:: Exercise aim ::
In the Monroe Federal Bancorp 10-K review, what was the company's net interest margin for fiscal year 2025?

:: Document segment ::
Monroe Federal Bancorp, Inc. (MFBI)

Monroe Federal Bancorp, formed in 2024, is the holding company for Monroe Federal Savings & Loan Association, a century-old community thrift in the Dayton, OH area. It operates four branches and specializes in 1–4 family residential mortgages, but also offers commercial real estate, home equity, ...

Monroe Federal Bancorp, Inc.

10-K Review for Fiscal Year Ended March 31, 2025

Table of Contents

Warren.AI 💰 4.2 / 10


Executive Summary

Monroe Federal Bancorp, Inc.

  • Incorporated: May 21, 2024 (Conversion completed October 23, 2024)
  • Headquarters: Tipp City, Ohio
  • Operations: Four offices in Tipp City, Dayton, and Vandalia, Ohio
  • Fiscal Year 2025 Highlights:
  • Total assets: $144.3 million (–7.1% YoY)
  • Net loans (ex-ACL): $107.0 million (–0.8% YoY)
  • Deposits: $120.7 million (–15.1% YoY)
  • Stockholders’ equity: $12.1 million (+40.9%)
  • Net loss: –$0.33 million (vs. +$0.06 million prior year)
  • Net interest margin: 2.60% (vs. 2.54% prior year)
  • Nonperforming assets: $0.63 million (0.44% of assets)

Investment Score: 4.2 / 10
Small community lender with conservative underwriting and improving capital but a modest FY25 loss, limited scale, and concentrated market risk.


Company Overview

Monroe Federal Bancorp is the newly formed holding company for Monroe Federal Savings & Loan Association, a mutual-to-stock conversion completed in October 2024. The Bank traces its roots to an 1875 charter, focusing on classic thrift activities:

  • Core Business: Accept retail deposits; originate 1–4 family residential mortgages.

:: Provided material ::
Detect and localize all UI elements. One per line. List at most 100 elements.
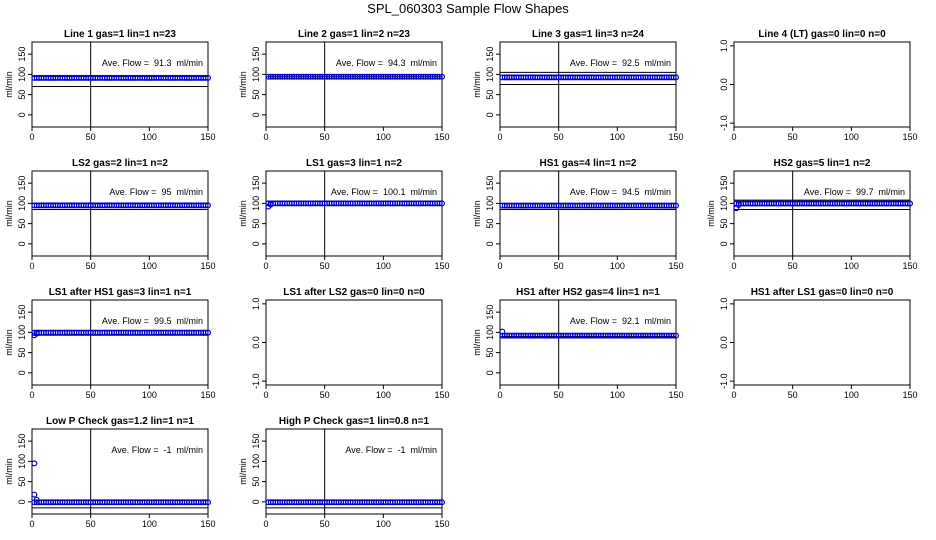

:: The completed task ::
2.60%, up from 2.54% the prior year.